Collected data entries:
-- -- --

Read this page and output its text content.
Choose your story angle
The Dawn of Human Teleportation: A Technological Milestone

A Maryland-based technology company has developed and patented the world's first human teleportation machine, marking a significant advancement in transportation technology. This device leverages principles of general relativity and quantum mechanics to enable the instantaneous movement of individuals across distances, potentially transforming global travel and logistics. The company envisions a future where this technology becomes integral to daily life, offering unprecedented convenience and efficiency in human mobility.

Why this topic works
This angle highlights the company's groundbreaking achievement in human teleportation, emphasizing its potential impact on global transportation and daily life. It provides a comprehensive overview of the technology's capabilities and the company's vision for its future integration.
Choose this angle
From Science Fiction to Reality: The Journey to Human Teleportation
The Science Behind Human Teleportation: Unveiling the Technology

-- -- --

▶ [What is required] Write down the full listing again, exactly.

▶ [The reply]
Read this page and output its text content.
Choose your story angle
The Dawn of Human Teleportation: A Technological Milestone

A Maryland-based technology company has developed and patented the world's first human teleportation machine, marking a significant advancement in transportation technology. This device leverages principles of general relativity and quantum mechanics to enable the instantaneous movement of individuals across distances, potentially transforming global travel and logistics. The company envisions a future where this technology becomes integral to daily life, offering unprecedented convenience and efficiency in human mobility.

Why this topic works
This angle highlights the company's groundbreaking achievement in human teleportation, emphasizing its potential impact on global transportation and daily life. It provides a comprehensive overview of the technology's capabilities and the company's vision for its future integration.
Choose this angle
From Science Fiction to Reality: The Journey to Human Teleportation
The Science Behind Human Teleportation: Unveiling the Technology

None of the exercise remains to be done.